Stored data
^^^^

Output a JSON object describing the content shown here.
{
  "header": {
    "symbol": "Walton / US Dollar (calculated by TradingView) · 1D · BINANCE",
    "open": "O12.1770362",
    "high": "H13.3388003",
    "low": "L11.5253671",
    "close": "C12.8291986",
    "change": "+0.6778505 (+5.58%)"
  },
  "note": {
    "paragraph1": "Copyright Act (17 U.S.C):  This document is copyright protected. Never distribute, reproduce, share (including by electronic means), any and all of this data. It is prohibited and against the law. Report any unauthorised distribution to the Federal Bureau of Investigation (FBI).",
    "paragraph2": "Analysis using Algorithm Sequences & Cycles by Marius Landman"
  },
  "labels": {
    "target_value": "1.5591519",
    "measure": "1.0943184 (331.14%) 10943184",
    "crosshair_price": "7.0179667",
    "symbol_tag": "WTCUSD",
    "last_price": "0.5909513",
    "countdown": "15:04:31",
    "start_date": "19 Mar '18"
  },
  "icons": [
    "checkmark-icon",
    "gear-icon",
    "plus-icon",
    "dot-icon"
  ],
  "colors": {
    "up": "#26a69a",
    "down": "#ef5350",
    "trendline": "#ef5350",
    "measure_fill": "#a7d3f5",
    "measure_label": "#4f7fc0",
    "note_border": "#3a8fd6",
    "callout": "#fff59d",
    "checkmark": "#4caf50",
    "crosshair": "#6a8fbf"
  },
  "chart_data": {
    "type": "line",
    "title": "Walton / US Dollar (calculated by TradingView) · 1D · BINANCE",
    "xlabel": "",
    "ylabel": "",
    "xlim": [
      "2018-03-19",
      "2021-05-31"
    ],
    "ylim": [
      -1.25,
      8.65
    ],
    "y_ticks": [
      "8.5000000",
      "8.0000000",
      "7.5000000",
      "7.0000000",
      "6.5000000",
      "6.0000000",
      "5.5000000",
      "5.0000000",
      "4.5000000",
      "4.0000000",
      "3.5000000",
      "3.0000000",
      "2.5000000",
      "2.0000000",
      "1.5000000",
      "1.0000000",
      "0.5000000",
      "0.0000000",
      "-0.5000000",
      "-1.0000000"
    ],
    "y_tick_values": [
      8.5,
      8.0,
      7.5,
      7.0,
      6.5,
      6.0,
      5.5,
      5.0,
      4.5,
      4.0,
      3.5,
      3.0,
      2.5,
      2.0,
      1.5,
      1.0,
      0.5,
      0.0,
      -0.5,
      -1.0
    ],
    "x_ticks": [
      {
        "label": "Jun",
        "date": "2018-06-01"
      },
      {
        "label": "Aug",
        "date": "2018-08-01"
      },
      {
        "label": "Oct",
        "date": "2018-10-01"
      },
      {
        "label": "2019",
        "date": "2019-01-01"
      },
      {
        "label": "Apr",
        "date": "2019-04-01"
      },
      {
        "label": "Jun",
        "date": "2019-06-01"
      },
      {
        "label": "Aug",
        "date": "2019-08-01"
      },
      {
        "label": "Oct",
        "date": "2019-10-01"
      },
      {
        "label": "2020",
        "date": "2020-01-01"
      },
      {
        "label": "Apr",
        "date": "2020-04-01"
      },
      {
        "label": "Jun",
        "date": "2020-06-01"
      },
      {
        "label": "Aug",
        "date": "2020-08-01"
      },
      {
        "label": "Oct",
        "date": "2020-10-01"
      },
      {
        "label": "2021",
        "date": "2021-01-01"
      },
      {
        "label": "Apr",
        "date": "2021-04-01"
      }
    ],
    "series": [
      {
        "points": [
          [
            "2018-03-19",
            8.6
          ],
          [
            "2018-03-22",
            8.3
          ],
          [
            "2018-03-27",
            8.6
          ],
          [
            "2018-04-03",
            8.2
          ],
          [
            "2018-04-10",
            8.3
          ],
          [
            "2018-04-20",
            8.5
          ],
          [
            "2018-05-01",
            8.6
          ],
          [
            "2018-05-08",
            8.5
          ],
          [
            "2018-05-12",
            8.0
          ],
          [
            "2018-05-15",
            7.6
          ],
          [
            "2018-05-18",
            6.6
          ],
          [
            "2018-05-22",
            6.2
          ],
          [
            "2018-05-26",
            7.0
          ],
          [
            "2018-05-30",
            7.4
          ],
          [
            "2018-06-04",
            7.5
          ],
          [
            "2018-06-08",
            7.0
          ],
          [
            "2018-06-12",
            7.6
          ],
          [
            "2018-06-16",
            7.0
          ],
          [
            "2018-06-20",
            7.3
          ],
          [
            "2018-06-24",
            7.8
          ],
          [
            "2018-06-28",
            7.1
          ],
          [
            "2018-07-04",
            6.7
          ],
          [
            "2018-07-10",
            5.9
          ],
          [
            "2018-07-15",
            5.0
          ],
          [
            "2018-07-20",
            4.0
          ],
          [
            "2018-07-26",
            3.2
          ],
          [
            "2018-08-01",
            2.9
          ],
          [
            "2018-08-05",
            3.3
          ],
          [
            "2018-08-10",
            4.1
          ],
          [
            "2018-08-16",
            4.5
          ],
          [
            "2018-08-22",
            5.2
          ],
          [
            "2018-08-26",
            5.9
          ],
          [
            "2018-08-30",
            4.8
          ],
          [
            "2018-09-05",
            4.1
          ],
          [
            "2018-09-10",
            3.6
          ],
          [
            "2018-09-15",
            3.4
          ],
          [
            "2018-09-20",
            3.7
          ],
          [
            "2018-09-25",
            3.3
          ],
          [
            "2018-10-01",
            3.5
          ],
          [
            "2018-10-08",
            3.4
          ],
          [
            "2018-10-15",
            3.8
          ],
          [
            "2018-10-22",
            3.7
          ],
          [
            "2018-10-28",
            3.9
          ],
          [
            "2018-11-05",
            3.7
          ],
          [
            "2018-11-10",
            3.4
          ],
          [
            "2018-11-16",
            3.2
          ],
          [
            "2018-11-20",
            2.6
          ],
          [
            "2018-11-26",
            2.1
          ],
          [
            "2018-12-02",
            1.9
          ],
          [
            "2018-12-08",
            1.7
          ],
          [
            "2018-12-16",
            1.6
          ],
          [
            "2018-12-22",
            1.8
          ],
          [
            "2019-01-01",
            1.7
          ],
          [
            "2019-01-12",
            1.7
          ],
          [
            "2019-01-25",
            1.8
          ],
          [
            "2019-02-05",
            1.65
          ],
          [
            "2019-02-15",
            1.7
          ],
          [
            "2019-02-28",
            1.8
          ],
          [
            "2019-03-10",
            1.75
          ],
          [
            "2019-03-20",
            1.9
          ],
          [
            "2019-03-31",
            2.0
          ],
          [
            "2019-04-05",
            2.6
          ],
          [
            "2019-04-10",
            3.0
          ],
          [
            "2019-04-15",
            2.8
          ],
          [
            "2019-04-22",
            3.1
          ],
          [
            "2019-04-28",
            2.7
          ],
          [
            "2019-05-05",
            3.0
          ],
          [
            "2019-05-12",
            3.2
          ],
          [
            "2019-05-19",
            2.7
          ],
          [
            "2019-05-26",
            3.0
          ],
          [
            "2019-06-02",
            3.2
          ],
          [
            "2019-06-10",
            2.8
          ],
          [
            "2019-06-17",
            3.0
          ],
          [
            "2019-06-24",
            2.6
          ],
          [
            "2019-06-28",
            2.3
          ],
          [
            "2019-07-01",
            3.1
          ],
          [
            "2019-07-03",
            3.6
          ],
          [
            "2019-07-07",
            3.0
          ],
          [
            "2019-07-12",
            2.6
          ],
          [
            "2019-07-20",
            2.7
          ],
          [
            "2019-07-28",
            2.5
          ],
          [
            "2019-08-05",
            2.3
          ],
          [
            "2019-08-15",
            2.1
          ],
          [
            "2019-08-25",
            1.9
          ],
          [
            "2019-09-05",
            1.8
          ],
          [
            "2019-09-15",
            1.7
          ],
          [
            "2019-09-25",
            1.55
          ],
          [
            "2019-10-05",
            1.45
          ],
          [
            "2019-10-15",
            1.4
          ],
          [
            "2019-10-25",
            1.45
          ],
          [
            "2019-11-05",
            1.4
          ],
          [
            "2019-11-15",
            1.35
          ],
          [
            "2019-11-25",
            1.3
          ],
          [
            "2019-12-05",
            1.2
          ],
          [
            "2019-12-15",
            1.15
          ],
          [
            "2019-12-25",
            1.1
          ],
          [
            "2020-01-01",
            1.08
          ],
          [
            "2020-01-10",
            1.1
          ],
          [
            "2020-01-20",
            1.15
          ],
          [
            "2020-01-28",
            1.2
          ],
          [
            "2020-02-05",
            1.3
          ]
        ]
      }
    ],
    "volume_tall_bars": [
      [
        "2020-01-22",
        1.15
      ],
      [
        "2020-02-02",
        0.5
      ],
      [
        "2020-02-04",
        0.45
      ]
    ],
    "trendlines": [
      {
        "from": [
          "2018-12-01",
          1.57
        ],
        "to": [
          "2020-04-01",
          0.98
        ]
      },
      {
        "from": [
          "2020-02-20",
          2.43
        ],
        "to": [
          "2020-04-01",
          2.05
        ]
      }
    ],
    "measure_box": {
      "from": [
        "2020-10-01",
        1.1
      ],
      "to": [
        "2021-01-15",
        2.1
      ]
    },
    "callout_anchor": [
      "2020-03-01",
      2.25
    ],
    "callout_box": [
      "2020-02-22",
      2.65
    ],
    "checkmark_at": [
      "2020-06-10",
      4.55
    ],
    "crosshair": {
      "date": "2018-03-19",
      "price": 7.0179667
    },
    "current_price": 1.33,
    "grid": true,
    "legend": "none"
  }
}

^^^^

### [WRITTEN PROBLEM]
Copy each line from the data above that includes "Dollar".

### [CORRECT RESULT]
    "symbol": "Walton / US Dollar (calculated by TradingView) · 1D · BINANCE",
    "title": "Walton / US Dollar (calculated by TradingView) · 1D · BINANCE",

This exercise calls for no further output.